--- Start Data supplied ---
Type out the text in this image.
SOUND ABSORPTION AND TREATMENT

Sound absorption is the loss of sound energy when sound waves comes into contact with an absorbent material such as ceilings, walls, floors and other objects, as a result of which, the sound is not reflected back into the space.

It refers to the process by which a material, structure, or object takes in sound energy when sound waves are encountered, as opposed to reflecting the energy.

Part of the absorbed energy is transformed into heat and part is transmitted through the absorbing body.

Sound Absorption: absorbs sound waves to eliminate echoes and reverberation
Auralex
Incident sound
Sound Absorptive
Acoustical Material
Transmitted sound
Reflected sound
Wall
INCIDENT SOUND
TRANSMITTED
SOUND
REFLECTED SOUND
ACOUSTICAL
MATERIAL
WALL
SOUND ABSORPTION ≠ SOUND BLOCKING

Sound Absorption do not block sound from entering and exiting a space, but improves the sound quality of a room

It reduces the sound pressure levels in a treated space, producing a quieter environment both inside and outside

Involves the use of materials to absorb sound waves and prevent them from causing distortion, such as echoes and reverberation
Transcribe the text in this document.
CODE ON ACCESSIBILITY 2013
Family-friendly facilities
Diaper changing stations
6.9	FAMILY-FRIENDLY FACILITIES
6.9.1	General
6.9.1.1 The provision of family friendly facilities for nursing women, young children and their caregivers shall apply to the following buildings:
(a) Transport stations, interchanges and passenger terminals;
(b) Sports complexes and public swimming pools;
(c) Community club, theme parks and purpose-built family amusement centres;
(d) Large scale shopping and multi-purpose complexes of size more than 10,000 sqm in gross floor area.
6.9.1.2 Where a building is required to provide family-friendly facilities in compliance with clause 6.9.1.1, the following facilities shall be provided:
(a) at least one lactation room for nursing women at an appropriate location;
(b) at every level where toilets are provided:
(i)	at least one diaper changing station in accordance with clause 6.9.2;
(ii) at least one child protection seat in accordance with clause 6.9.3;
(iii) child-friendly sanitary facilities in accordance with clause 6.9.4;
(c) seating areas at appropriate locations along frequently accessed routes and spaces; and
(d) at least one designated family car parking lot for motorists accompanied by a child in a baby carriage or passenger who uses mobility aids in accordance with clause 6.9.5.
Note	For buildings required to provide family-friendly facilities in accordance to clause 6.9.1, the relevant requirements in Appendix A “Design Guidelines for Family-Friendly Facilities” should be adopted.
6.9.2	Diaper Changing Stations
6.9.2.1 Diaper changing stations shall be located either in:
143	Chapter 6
--- End Data supplied ---
Problem: Every line above should be retyped exactly as given.

Answer to the problem:
Type out the text in this image.
SOUND ABSORPTION AND TREATMENT

Sound absorption is the loss of sound energy when sound waves comes into contact with an absorbent material such as ceilings, walls, floors and other objects, as a result of which, the sound is not reflected back into the space.

It refers to the process by which a material, structure, or object takes in sound energy when sound waves are encountered, as opposed to reflecting the energy.

Part of the absorbed energy is transformed into heat and part is transmitted through the absorbing body.

Sound Absorption: absorbs sound waves to eliminate echoes and reverberation
Auralex
Incident sound
Sound Absorptive
Acoustical Material
Transmitted sound
Reflected sound
Wall
INCIDENT SOUND
TRANSMITTED
SOUND
REFLECTED SOUND
ACOUSTICAL
MATERIAL
WALL
SOUND ABSORPTION ≠ SOUND BLOCKING

Sound Absorption do not block sound from entering and exiting a space, but improves the sound quality of a room

It reduces the sound pressure levels in a treated space, producing a quieter environment both inside and outside

Involves the use of materials to absorb sound waves and prevent them from causing distortion, such as echoes and reverberation
Transcribe the text in this document.
CODE ON ACCESSIBILITY 2013
Family-friendly facilities
Diaper changing stations
6.9	FAMILY-FRIENDLY FACILITIES
6.9.1	General
6.9.1.1 The provision of family friendly facilities for nursing women, young children and their caregivers shall apply to the following buildings:
(a) Transport stations, interchanges and passenger terminals;
(b) Sports complexes and public swimming pools;
(c) Community club, theme parks and purpose-built family amusement centres;
(d) Large scale shopping and multi-purpose complexes of size more than 10,000 sqm in gross floor area.
6.9.1.2 Where a building is required to provide family-friendly facilities in compliance with clause 6.9.1.1, the following facilities shall be provided:
(a) at least one lactation room for nursing women at an appropriate location;
(b) at every level where toilets are provided:
(i)	at least one diaper changing station in accordance with clause 6.9.2;
(ii) at least one child protection seat in accordance with clause 6.9.3;
(iii) child-friendly sanitary facilities in accordance with clause 6.9.4;
(c) seating areas at appropriate locations along frequently accessed routes and spaces; and
(d) at least one designated family car parking lot for motorists accompanied by a child in a baby carriage or passenger who uses mobility aids in accordance with clause 6.9.5.
Note	For buildings required to provide family-friendly facilities in accordance to clause 6.9.1, the relevant requirements in Appendix A “Design Guidelines for Family-Friendly Facilities” should be adopted.
6.9.2	Diaper Changing Stations
6.9.2.1 Diaper changing stations shall be located either in:
143	Chapter 6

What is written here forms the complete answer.